§ What is needed:
Extract the text of every entry below exactly; leave images out.

§ Record extracts:
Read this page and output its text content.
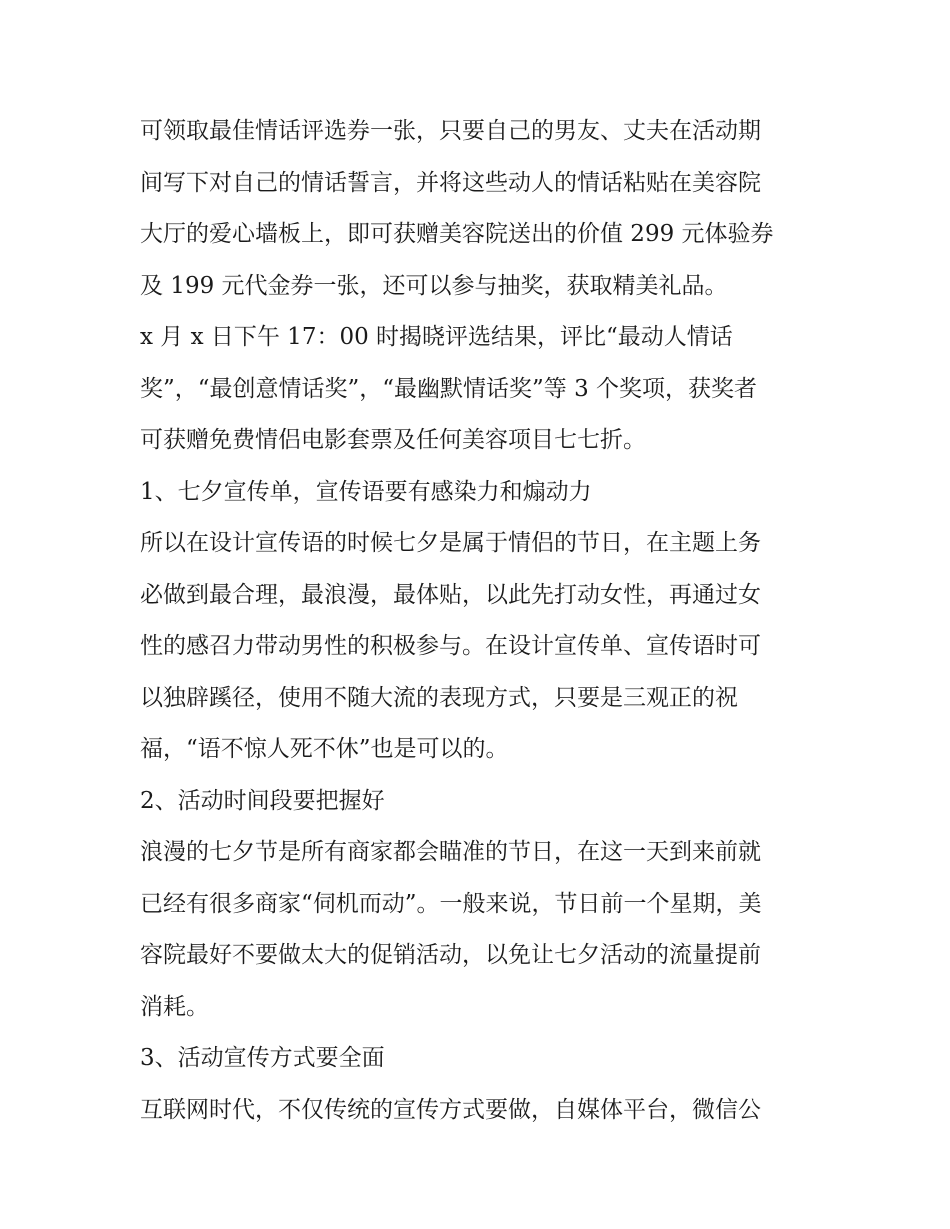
可领取最佳情话评选券一张，只要自己的男友、丈夫在活动期
间写下对自己的情话誓言，并将这些动人的情话粘贴在美容院
大厅的爱心墙板上，即可获赠美容院送出的价值 299 元体验券
及 199 元代金券一张，还可以参与抽奖，获取精美礼品。
x 月 x 日下午 17：00 时揭晓评选结果，评比“最动人情话
奖”，“最创意情话奖”，“最幽默情话奖”等 3 个奖项，获奖者
可获赠免费情侣电影套票及任何美容项目七七折。
1、七夕宣传单，宣传语要有感染力和煽动力
所以在设计宣传语的时候七夕是属于情侣的节日，在主题上务
必做到最合理，最浪漫，最体贴，以此先打动女性，再通过女
性的感召力带动男性的积极参与。在设计宣传单、宣传语时可
以独辟蹊径，使用不随大流的表现方式，只要是三观正的祝
福，“语不惊人死不休”也是可以的。
2、活动时间段要把握好
浪漫的七夕节是所有商家都会瞄准的节日，在这一天到来前就
已经有很多商家“伺机而动”。一般来说，节日前一个星期，美
容院最好不要做太大的促销活动，以免让七夕活动的流量提前
消耗。
3、活动宣传方式要全面
互联网时代，不仅传统的宣传方式要做，自媒体平台，微信公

§ Correct answer:
Read this page and output its text content.
可领取最佳情话评选券一张，只要自己的男友、丈夫在活动期
间写下对自己的情话誓言，并将这些动人的情话粘贴在美容院
大厅的爱心墙板上，即可获赠美容院送出的价值 299 元体验券
及 199 元代金券一张，还可以参与抽奖，获取精美礼品。
x 月 x 日下午 17：00 时揭晓评选结果，评比“最动人情话
奖”，“最创意情话奖”，“最幽默情话奖”等 3 个奖项，获奖者
可获赠免费情侣电影套票及任何美容项目七七折。
1、七夕宣传单，宣传语要有感染力和煽动力
所以在设计宣传语的时候七夕是属于情侣的节日，在主题上务
必做到最合理，最浪漫，最体贴，以此先打动女性，再通过女
性的感召力带动男性的积极参与。在设计宣传单、宣传语时可
以独辟蹊径，使用不随大流的表现方式，只要是三观正的祝
福，“语不惊人死不休”也是可以的。
2、活动时间段要把握好
浪漫的七夕节是所有商家都会瞄准的节日，在这一天到来前就
已经有很多商家“伺机而动”。一般来说，节日前一个星期，美
容院最好不要做太大的促销活动，以免让七夕活动的流量提前
消耗。
3、活动宣传方式要全面
互联网时代，不仅传统的宣传方式要做，自媒体平台，微信公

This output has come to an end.